→ Request:
Determine how many lines contain the string "account". Respond with that number and nothing more.

□ □ □

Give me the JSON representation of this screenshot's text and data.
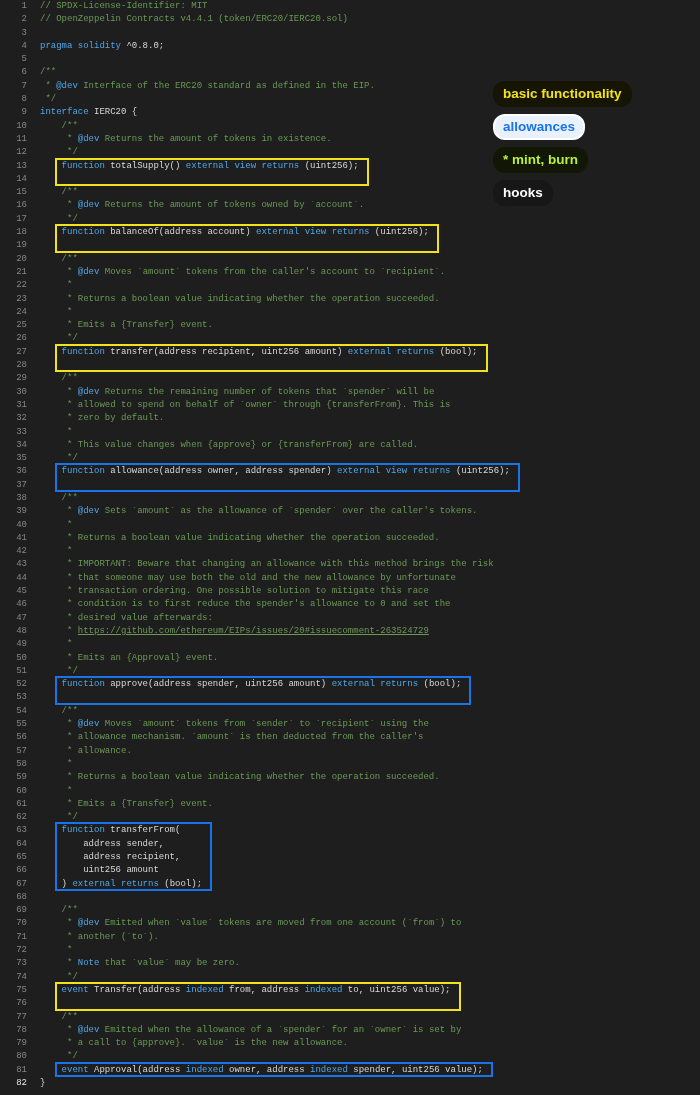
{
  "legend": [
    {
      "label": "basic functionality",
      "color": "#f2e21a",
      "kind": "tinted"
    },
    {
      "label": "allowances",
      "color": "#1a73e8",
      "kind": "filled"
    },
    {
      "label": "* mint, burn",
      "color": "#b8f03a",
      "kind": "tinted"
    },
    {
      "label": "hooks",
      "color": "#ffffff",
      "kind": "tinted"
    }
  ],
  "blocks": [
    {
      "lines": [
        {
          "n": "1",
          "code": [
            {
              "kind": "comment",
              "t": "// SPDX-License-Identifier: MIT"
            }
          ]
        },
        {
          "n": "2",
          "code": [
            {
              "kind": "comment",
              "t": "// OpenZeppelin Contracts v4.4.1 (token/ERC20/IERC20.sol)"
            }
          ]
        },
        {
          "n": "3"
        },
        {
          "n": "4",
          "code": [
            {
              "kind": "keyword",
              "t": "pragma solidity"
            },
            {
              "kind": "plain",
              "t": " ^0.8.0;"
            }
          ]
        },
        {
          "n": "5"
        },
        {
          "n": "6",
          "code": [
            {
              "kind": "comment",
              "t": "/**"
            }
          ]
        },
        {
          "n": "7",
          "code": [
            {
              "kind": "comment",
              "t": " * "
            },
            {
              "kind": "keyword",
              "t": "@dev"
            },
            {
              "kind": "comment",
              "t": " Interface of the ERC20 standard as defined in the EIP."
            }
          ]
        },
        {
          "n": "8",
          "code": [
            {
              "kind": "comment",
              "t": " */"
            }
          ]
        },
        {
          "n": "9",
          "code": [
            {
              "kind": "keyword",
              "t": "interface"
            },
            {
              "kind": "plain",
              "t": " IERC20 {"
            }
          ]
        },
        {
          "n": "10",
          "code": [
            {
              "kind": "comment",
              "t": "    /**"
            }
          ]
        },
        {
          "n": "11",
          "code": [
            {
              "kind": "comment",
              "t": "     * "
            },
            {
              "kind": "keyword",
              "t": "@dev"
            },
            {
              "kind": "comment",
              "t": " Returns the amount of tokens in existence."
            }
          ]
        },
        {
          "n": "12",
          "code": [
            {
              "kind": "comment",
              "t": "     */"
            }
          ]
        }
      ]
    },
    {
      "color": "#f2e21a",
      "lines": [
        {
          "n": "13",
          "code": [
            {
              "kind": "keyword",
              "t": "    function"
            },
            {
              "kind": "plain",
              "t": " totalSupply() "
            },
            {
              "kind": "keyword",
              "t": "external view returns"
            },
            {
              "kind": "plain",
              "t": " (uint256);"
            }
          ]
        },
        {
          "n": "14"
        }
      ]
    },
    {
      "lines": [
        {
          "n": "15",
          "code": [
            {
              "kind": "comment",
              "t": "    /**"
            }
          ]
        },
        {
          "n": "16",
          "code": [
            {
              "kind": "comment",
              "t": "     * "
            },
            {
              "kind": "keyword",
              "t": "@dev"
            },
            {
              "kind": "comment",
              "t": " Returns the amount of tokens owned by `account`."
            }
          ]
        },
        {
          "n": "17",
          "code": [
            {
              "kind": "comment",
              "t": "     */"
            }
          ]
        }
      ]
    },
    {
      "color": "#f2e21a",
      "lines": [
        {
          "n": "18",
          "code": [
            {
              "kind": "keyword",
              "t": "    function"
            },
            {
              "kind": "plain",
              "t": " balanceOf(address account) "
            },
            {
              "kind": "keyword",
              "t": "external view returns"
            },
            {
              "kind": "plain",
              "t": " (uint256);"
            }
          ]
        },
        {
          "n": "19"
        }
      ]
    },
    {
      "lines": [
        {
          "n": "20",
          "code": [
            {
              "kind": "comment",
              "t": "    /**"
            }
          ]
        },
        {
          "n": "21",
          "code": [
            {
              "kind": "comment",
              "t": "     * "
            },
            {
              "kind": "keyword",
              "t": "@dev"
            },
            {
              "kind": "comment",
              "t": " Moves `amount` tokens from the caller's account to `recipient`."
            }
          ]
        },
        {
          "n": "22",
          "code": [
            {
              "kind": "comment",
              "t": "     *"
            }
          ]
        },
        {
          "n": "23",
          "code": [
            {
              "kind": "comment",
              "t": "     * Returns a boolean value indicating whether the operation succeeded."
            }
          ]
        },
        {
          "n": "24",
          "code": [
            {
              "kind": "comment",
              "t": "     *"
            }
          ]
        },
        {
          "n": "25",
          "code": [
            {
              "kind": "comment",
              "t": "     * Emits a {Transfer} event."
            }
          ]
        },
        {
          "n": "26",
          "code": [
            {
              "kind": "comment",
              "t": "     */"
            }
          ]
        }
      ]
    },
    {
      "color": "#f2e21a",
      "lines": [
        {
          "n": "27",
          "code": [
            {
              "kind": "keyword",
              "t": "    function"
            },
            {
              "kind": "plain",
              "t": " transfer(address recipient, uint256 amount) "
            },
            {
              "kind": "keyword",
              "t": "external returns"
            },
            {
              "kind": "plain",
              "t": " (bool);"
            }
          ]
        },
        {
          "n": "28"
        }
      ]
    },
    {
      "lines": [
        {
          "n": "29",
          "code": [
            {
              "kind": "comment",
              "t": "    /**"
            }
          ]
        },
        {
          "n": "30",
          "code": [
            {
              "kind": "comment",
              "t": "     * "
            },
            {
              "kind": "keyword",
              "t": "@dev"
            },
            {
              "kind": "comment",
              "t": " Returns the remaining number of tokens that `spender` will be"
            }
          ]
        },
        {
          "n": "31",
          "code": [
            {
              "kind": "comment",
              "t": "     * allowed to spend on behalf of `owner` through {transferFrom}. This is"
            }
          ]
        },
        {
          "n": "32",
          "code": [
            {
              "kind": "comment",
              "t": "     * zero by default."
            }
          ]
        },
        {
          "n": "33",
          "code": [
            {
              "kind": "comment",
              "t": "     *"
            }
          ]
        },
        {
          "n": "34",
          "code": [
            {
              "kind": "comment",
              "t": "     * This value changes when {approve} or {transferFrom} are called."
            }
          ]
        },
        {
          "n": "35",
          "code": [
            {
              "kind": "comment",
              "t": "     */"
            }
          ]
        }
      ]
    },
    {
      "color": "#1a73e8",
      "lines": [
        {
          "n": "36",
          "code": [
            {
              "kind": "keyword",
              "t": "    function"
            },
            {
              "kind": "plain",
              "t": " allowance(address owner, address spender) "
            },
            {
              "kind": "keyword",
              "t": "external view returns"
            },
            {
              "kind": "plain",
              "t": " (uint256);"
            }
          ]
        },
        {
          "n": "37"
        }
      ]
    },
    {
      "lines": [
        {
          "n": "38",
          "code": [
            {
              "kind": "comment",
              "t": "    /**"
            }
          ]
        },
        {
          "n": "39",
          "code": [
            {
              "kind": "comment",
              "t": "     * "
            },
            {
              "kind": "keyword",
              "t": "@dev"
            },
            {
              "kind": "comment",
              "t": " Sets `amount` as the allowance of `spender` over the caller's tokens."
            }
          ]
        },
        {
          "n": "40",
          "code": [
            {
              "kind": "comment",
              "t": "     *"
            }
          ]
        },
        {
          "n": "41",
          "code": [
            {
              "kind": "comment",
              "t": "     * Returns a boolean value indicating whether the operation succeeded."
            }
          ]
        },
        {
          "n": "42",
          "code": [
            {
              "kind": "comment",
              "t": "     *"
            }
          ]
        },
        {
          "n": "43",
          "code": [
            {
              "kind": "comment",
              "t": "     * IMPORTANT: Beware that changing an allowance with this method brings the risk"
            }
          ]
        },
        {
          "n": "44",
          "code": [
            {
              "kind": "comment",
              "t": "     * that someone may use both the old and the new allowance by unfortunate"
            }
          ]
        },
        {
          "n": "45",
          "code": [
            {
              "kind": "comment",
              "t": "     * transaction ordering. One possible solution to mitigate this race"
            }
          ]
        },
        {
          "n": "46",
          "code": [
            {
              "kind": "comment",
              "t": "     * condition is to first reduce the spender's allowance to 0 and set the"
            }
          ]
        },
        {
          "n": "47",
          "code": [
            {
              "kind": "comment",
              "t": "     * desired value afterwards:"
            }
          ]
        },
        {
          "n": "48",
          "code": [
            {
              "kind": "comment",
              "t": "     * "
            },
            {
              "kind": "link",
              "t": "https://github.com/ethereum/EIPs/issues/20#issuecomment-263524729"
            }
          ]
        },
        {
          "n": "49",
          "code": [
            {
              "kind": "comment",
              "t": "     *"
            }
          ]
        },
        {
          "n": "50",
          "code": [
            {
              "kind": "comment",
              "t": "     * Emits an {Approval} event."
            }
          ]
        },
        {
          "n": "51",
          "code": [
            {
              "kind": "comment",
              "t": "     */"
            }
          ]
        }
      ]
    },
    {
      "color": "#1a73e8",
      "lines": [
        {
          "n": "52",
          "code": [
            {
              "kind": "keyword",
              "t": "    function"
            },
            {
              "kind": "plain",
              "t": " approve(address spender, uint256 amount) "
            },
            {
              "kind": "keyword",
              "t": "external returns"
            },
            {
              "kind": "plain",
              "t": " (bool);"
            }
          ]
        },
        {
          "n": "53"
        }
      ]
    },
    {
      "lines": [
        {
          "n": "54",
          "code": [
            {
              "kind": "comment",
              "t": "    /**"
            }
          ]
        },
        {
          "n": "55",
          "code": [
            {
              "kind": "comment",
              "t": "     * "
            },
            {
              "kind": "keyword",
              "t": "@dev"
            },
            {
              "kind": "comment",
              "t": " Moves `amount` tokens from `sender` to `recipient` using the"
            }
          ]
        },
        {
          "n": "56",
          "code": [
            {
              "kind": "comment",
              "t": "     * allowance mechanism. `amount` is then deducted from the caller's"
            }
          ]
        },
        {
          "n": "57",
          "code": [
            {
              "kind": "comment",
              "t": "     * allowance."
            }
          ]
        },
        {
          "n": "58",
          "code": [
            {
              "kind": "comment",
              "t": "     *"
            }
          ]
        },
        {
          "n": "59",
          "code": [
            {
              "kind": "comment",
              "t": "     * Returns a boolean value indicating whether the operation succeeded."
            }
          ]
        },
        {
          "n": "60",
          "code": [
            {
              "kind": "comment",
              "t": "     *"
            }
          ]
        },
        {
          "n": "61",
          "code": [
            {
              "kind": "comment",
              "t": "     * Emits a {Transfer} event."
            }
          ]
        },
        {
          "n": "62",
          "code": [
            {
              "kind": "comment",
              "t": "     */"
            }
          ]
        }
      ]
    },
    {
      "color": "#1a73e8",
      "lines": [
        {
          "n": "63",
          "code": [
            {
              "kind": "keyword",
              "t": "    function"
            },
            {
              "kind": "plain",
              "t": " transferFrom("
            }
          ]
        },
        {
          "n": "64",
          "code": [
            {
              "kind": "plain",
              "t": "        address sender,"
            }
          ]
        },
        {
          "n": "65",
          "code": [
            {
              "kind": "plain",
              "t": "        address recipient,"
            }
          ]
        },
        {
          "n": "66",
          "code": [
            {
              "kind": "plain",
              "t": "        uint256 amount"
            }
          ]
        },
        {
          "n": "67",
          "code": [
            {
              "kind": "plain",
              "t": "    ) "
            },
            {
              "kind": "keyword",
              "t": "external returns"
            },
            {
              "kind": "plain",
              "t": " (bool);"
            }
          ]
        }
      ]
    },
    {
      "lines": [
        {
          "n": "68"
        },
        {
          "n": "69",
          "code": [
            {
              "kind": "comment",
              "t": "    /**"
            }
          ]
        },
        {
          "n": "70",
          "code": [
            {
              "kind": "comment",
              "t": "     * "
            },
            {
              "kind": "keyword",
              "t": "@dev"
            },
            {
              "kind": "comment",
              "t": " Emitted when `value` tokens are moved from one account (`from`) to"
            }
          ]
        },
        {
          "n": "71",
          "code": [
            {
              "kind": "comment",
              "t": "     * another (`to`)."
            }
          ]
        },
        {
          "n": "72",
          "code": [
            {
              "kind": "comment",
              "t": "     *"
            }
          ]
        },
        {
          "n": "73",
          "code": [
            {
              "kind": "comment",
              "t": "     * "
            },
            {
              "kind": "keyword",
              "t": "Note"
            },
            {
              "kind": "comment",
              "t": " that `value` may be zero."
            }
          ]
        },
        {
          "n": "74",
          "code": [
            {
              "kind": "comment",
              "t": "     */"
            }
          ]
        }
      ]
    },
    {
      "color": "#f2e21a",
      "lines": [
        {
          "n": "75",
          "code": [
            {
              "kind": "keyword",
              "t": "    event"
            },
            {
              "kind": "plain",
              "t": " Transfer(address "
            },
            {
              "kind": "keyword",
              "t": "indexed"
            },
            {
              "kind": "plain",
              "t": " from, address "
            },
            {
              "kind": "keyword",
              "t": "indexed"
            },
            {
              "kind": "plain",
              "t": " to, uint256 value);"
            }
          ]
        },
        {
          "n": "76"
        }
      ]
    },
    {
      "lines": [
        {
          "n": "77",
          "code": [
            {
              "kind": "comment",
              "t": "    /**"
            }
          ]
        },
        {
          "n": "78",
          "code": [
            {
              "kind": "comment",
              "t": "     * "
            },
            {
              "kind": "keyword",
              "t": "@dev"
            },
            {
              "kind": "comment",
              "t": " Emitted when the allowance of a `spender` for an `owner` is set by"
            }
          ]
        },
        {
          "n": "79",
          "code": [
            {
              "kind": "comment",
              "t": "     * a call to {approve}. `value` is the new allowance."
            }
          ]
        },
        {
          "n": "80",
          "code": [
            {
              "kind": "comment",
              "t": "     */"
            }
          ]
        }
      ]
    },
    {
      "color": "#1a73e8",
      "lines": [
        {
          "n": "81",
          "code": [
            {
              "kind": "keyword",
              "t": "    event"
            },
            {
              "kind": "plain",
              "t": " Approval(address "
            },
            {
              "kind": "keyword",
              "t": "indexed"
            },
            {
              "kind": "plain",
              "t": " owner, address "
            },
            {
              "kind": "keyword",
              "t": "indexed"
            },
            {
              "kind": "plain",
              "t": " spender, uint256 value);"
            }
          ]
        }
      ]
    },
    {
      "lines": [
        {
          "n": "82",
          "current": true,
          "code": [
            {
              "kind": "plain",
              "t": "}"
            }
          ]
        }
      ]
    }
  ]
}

□ □ □

→ Solution for this problem:
4